Problem statement:
Find each line containing the string "помещения". Copy it.

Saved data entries
--
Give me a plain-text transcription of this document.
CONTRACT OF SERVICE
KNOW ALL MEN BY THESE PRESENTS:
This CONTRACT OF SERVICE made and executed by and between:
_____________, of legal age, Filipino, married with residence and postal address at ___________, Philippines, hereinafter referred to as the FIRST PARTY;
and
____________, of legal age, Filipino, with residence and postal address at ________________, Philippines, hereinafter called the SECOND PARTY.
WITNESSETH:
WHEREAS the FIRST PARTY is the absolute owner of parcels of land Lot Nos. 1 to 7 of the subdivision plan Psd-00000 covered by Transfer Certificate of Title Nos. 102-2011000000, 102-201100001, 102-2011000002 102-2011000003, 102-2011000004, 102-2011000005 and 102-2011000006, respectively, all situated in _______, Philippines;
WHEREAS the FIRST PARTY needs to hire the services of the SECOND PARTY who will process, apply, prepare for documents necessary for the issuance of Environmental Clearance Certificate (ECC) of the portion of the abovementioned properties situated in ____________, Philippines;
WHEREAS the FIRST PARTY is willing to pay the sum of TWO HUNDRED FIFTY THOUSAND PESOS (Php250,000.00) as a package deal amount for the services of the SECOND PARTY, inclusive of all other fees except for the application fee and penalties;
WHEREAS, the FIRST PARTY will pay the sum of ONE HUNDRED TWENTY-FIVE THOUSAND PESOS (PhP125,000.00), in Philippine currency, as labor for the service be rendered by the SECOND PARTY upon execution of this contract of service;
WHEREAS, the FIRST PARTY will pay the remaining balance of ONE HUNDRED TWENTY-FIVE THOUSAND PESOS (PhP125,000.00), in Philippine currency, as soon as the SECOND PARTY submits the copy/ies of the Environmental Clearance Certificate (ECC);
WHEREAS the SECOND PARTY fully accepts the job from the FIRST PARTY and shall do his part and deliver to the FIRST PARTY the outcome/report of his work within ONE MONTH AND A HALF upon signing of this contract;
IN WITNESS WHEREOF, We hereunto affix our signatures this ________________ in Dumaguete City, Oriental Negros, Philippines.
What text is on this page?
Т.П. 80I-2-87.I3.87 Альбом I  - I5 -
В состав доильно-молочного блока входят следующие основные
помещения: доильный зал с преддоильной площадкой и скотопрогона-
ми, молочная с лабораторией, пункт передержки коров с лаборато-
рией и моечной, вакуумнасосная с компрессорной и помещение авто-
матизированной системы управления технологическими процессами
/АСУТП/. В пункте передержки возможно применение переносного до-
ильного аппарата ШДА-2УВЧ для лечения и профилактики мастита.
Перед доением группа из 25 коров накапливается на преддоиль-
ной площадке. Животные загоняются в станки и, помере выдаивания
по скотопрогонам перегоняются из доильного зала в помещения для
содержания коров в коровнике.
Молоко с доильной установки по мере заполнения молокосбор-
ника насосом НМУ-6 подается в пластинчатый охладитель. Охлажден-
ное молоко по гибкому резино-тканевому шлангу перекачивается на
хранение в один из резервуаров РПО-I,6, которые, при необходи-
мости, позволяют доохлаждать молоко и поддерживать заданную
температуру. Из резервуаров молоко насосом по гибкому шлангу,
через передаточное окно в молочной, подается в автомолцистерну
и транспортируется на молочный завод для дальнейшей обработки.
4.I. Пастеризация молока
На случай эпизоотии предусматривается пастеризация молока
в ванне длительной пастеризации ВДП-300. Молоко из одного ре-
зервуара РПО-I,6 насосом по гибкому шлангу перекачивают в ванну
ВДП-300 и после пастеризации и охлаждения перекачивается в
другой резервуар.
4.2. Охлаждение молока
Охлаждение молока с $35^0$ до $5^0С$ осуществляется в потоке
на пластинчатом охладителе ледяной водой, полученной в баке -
--
Written response:
помещения: доильный зал с преддоильной площадкой и скотопрогона-
по скотопрогонам перегоняются из доильного зала в помещения для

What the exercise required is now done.